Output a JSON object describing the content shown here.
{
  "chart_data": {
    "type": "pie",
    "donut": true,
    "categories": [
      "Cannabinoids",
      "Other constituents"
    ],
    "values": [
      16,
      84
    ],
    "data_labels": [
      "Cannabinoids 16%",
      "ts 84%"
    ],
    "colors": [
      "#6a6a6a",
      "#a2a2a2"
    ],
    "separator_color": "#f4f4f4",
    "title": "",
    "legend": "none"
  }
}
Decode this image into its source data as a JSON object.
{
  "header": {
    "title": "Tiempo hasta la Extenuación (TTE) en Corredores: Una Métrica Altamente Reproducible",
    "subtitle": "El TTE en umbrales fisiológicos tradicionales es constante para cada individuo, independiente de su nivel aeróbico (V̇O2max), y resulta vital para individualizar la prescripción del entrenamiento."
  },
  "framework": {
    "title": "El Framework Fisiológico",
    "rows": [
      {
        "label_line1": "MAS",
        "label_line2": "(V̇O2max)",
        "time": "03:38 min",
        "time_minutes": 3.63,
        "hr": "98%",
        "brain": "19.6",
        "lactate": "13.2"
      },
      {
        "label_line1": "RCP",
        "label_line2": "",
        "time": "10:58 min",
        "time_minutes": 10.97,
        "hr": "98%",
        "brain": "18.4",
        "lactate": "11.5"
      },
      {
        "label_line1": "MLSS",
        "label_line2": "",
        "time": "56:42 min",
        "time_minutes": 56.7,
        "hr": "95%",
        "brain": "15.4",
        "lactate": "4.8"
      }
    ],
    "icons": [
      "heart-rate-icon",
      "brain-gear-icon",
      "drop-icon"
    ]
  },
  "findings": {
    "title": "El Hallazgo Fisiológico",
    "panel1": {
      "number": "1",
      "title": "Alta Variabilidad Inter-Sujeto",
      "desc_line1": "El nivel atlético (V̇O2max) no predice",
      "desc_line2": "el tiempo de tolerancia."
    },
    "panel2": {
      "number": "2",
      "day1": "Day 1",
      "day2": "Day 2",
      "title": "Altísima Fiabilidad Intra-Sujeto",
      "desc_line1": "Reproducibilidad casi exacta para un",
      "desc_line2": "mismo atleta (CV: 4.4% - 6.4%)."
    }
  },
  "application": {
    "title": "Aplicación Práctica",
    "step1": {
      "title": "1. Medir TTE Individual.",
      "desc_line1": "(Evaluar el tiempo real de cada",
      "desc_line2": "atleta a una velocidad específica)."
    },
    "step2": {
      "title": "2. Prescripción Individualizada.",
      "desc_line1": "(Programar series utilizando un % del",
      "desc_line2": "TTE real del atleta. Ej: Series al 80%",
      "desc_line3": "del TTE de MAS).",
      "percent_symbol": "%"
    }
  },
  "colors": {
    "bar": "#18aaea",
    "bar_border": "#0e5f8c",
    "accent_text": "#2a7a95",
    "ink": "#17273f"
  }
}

━━━

Goal – Without omitting anything, output the entries exactly.

Answer to the problem –
Output a JSON object describing the content shown here.
{
  "chart_data": {
    "type": "pie",
    "donut": true,
    "categories": [
      "Cannabinoids",
      "Other constituents"
    ],
    "values": [
      16,
      84
    ],
    "data_labels": [
      "Cannabinoids 16%",
      "ts 84%"
    ],
    "colors": [
      "#6a6a6a",
      "#a2a2a2"
    ],
    "separator_color": "#f4f4f4",
    "title": "",
    "legend": "none"
  }
}
Decode this image into its source data as a JSON object.
{
  "header": {
    "title": "Tiempo hasta la Extenuación (TTE) en Corredores: Una Métrica Altamente Reproducible",
    "subtitle": "El TTE en umbrales fisiológicos tradicionales es constante para cada individuo, independiente de su nivel aeróbico (V̇O2max), y resulta vital para individualizar la prescripción del entrenamiento."
  },
  "framework": {
    "title": "El Framework Fisiológico",
    "rows": [
      {
        "label_line1": "MAS",
        "label_line2": "(V̇O2max)",
        "time": "03:38 min",
        "time_minutes": 3.63,
        "hr": "98%",
        "brain": "19.6",
        "lactate": "13.2"
      },
      {
        "label_line1": "RCP",
        "label_line2": "",
        "time": "10:58 min",
        "time_minutes": 10.97,
        "hr": "98%",
        "brain": "18.4",
        "lactate": "11.5"
      },
      {
        "label_line1": "MLSS",
        "label_line2": "",
        "time": "56:42 min",
        "time_minutes": 56.7,
        "hr": "95%",
        "brain": "15.4",
        "lactate": "4.8"
      }
    ],
    "icons": [
      "heart-rate-icon",
      "brain-gear-icon",
      "drop-icon"
    ]
  },
  "findings": {
    "title": "El Hallazgo Fisiológico",
    "panel1": {
      "number": "1",
      "title": "Alta Variabilidad Inter-Sujeto",
      "desc_line1": "El nivel atlético (V̇O2max) no predice",
      "desc_line2": "el tiempo de tolerancia."
    },
    "panel2": {
      "number": "2",
      "day1": "Day 1",
      "day2": "Day 2",
      "title": "Altísima Fiabilidad Intra-Sujeto",
      "desc_line1": "Reproducibilidad casi exacta para un",
      "desc_line2": "mismo atleta (CV: 4.4% - 6.4%)."
    }
  },
  "application": {
    "title": "Aplicación Práctica",
    "step1": {
      "title": "1. Medir TTE Individual.",
      "desc_line1": "(Evaluar el tiempo real de cada",
      "desc_line2": "atleta a una velocidad específica)."
    },
    "step2": {
      "title": "2. Prescripción Individualizada.",
      "desc_line1": "(Programar series utilizando un % del",
      "desc_line2": "TTE real del atleta. Ej: Series al 80%",
      "desc_line3": "del TTE de MAS).",
      "percent_symbol": "%"
    }
  },
  "colors": {
    "bar": "#18aaea",
    "bar_border": "#0e5f8c",
    "accent_text": "#2a7a95",
    "ink": "#17273f"
  }
}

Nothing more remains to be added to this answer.